DATA EXTRACT ->
■ ■ ■ ■
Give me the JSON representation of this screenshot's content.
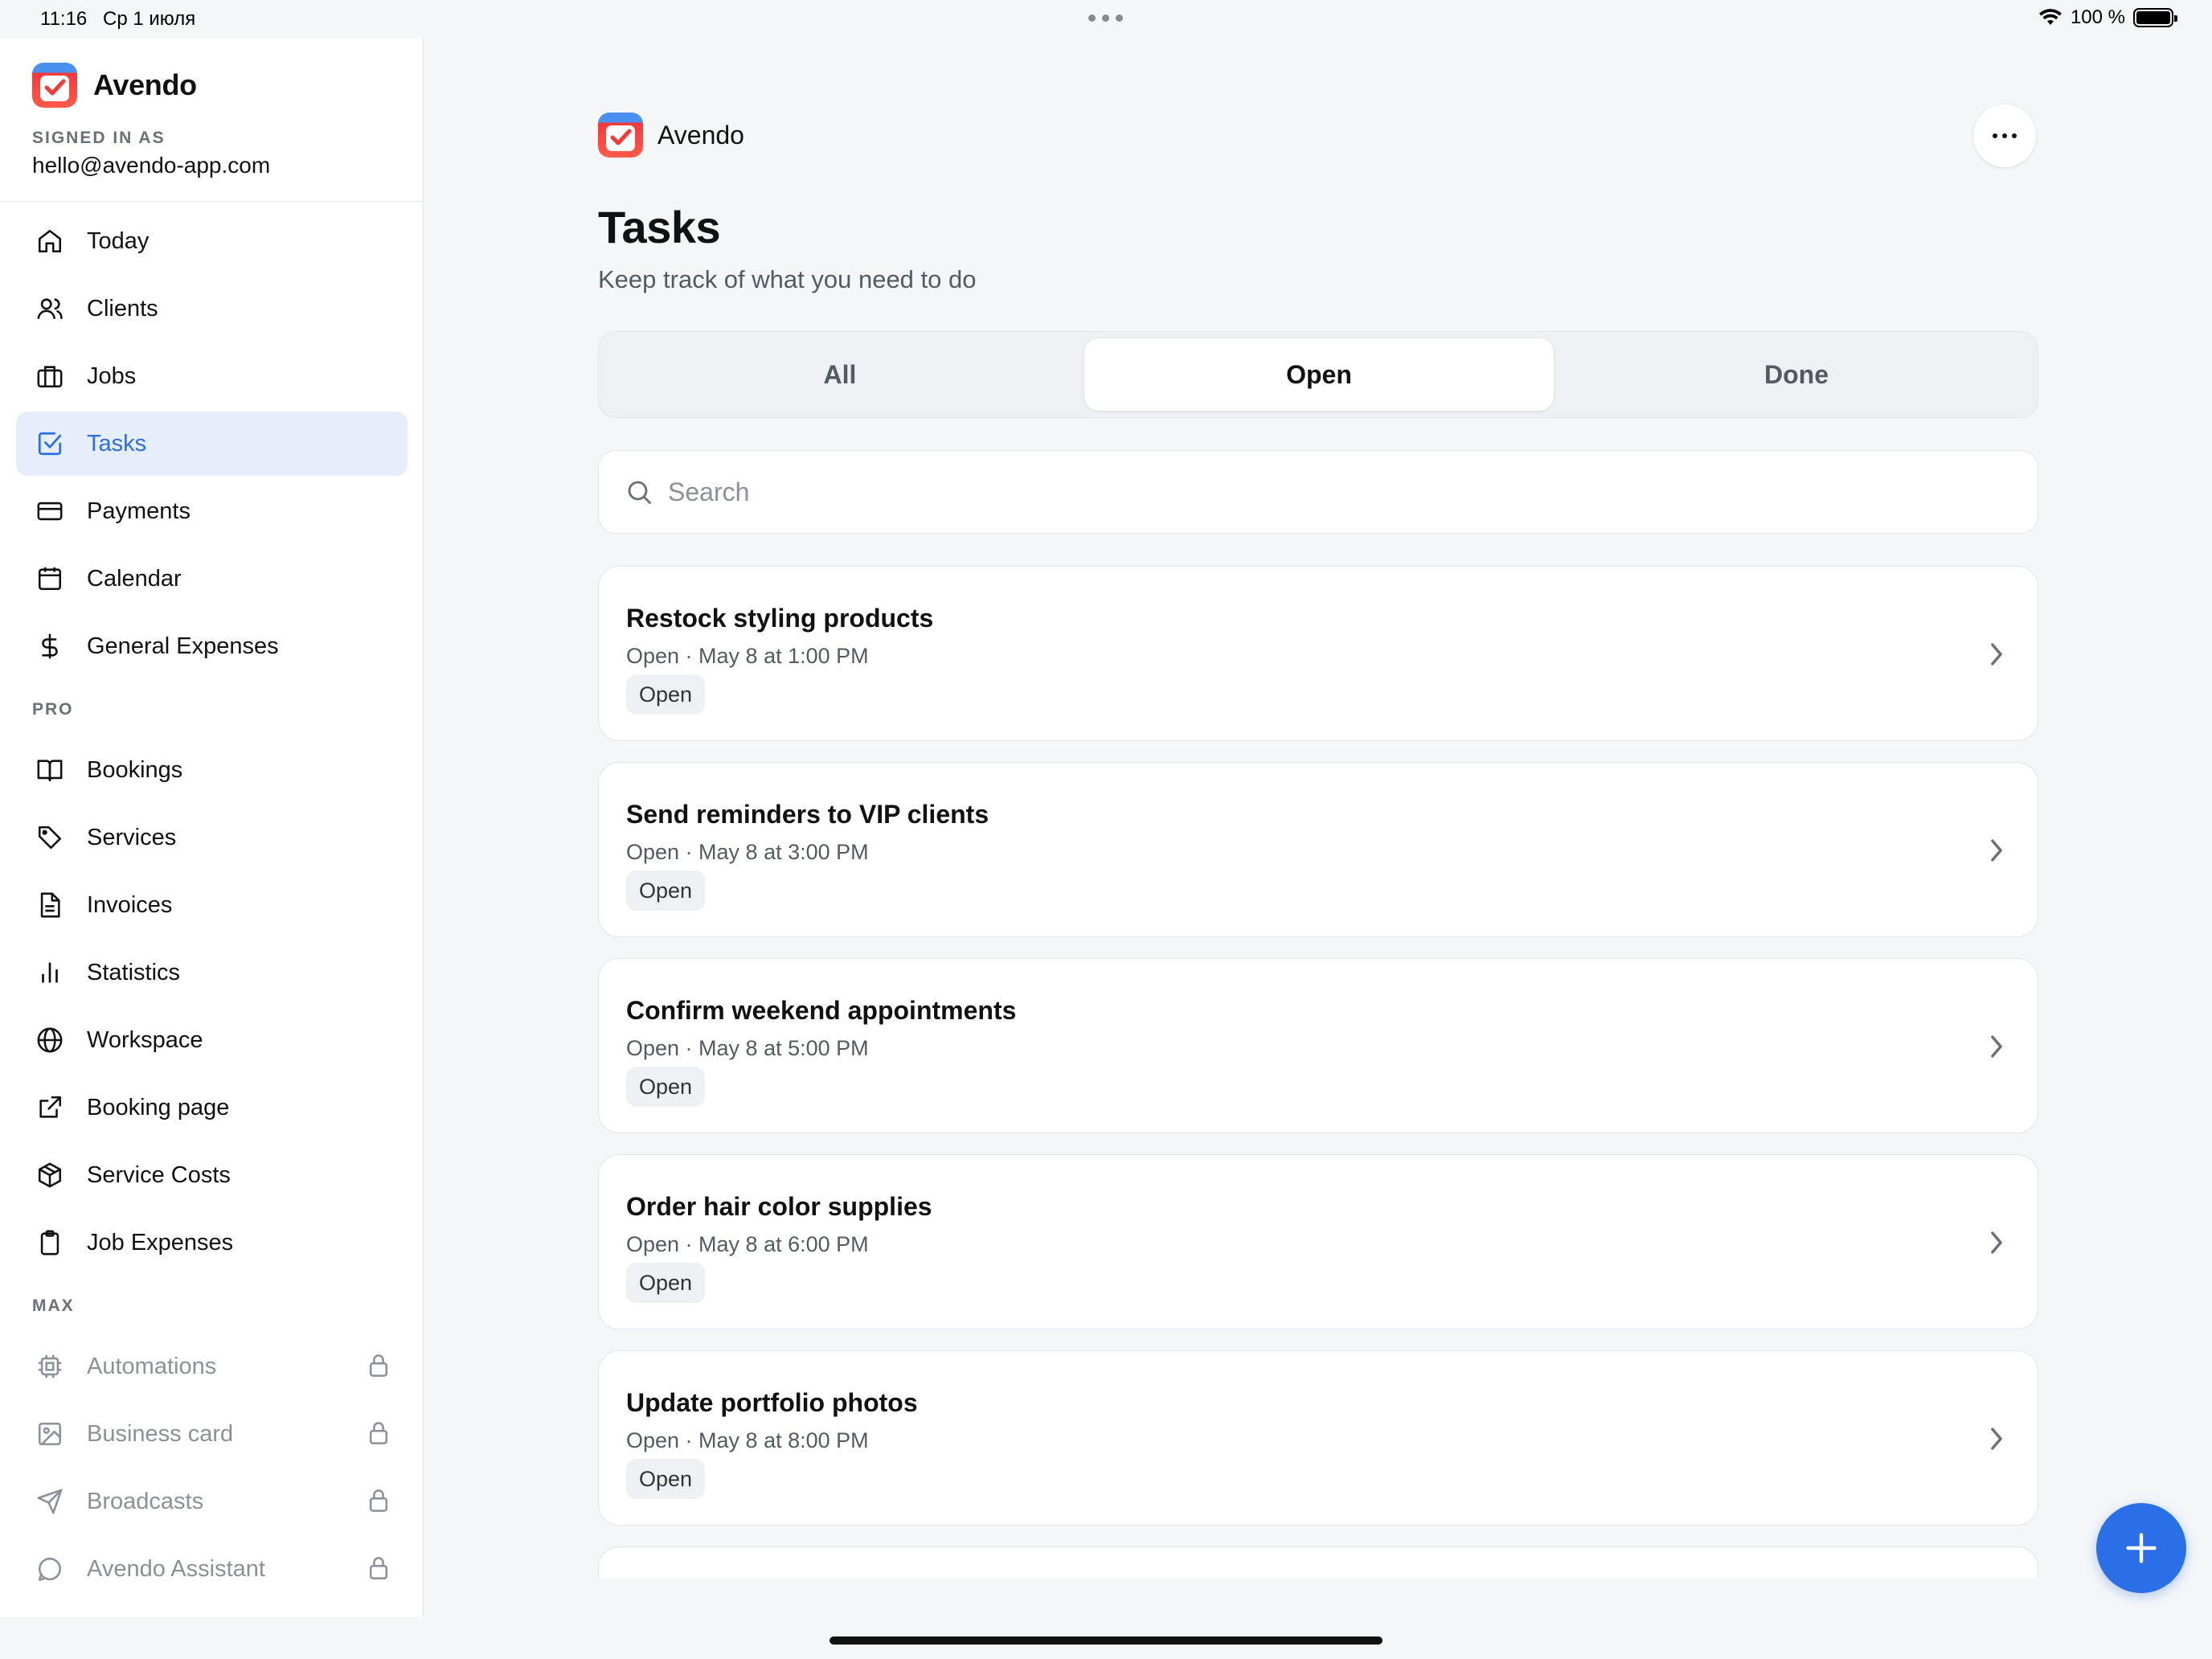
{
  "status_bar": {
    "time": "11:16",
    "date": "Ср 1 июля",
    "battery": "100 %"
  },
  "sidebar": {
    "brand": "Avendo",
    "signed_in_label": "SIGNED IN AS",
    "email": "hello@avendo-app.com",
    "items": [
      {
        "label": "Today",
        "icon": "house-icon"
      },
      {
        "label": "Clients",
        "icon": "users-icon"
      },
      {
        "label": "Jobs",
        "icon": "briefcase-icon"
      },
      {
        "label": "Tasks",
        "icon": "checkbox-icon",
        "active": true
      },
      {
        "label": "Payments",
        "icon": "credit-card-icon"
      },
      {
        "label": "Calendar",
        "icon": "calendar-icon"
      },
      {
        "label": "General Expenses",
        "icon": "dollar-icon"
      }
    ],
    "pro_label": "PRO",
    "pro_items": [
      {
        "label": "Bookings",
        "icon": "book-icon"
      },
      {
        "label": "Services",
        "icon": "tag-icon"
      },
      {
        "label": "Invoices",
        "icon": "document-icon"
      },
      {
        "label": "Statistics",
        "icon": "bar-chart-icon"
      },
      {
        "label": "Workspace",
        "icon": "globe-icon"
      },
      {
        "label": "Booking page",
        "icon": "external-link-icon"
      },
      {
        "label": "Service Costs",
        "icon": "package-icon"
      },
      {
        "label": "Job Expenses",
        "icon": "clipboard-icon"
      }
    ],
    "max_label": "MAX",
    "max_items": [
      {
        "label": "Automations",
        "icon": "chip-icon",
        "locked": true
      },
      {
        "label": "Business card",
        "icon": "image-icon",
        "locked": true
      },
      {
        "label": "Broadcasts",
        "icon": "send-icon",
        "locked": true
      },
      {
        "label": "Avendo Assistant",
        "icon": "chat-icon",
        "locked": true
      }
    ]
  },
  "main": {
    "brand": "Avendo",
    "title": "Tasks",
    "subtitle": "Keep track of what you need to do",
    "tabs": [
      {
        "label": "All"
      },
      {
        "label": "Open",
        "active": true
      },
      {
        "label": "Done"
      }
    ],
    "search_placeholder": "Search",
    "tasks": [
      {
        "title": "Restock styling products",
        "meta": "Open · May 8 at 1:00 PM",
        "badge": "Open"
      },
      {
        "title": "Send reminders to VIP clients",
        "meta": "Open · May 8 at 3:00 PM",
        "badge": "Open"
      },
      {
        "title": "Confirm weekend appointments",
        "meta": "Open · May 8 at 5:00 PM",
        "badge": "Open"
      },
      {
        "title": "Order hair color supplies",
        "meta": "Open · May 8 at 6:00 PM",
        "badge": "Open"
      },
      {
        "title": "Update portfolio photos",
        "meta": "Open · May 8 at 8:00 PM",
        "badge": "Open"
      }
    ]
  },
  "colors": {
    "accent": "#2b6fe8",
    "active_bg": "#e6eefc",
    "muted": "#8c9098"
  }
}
■ ■ ■ ■
The records above need to be restated word for word, with the pictures left out.

REPLY ->
Give me the JSON representation of this screenshot's content.
{
  "status_bar": {
    "time": "11:16",
    "date": "Ср 1 июля",
    "battery": "100 %"
  },
  "sidebar": {
    "brand": "Avendo",
    "signed_in_label": "SIGNED IN AS",
    "email": "hello@avendo-app.com",
    "items": [
      {
        "label": "Today",
        "icon": "house-icon"
      },
      {
        "label": "Clients",
        "icon": "users-icon"
      },
      {
        "label": "Jobs",
        "icon": "briefcase-icon"
      },
      {
        "label": "Tasks",
        "icon": "checkbox-icon",
        "active": true
      },
      {
        "label": "Payments",
        "icon": "credit-card-icon"
      },
      {
        "label": "Calendar",
        "icon": "calendar-icon"
      },
      {
        "label": "General Expenses",
        "icon": "dollar-icon"
      }
    ],
    "pro_label": "PRO",
    "pro_items": [
      {
        "label": "Bookings",
        "icon": "book-icon"
      },
      {
        "label": "Services",
        "icon": "tag-icon"
      },
      {
        "label": "Invoices",
        "icon": "document-icon"
      },
      {
        "label": "Statistics",
        "icon": "bar-chart-icon"
      },
      {
        "label": "Workspace",
        "icon": "globe-icon"
      },
      {
        "label": "Booking page",
        "icon": "external-link-icon"
      },
      {
        "label": "Service Costs",
        "icon": "package-icon"
      },
      {
        "label": "Job Expenses",
        "icon": "clipboard-icon"
      }
    ],
    "max_label": "MAX",
    "max_items": [
      {
        "label": "Automations",
        "icon": "chip-icon",
        "locked": true
      },
      {
        "label": "Business card",
        "icon": "image-icon",
        "locked": true
      },
      {
        "label": "Broadcasts",
        "icon": "send-icon",
        "locked": true
      },
      {
        "label": "Avendo Assistant",
        "icon": "chat-icon",
        "locked": true
      }
    ]
  },
  "main": {
    "brand": "Avendo",
    "title": "Tasks",
    "subtitle": "Keep track of what you need to do",
    "tabs": [
      {
        "label": "All"
      },
      {
        "label": "Open",
        "active": true
      },
      {
        "label": "Done"
      }
    ],
    "search_placeholder": "Search",
    "tasks": [
      {
        "title": "Restock styling products",
        "meta": "Open · May 8 at 1:00 PM",
        "badge": "Open"
      },
      {
        "title": "Send reminders to VIP clients",
        "meta": "Open · May 8 at 3:00 PM",
        "badge": "Open"
      },
      {
        "title": "Confirm weekend appointments",
        "meta": "Open · May 8 at 5:00 PM",
        "badge": "Open"
      },
      {
        "title": "Order hair color supplies",
        "meta": "Open · May 8 at 6:00 PM",
        "badge": "Open"
      },
      {
        "title": "Update portfolio photos",
        "meta": "Open · May 8 at 8:00 PM",
        "badge": "Open"
      }
    ]
  },
  "colors": {
    "accent": "#2b6fe8",
    "active_bg": "#e6eefc",
    "muted": "#8c9098"
  }
}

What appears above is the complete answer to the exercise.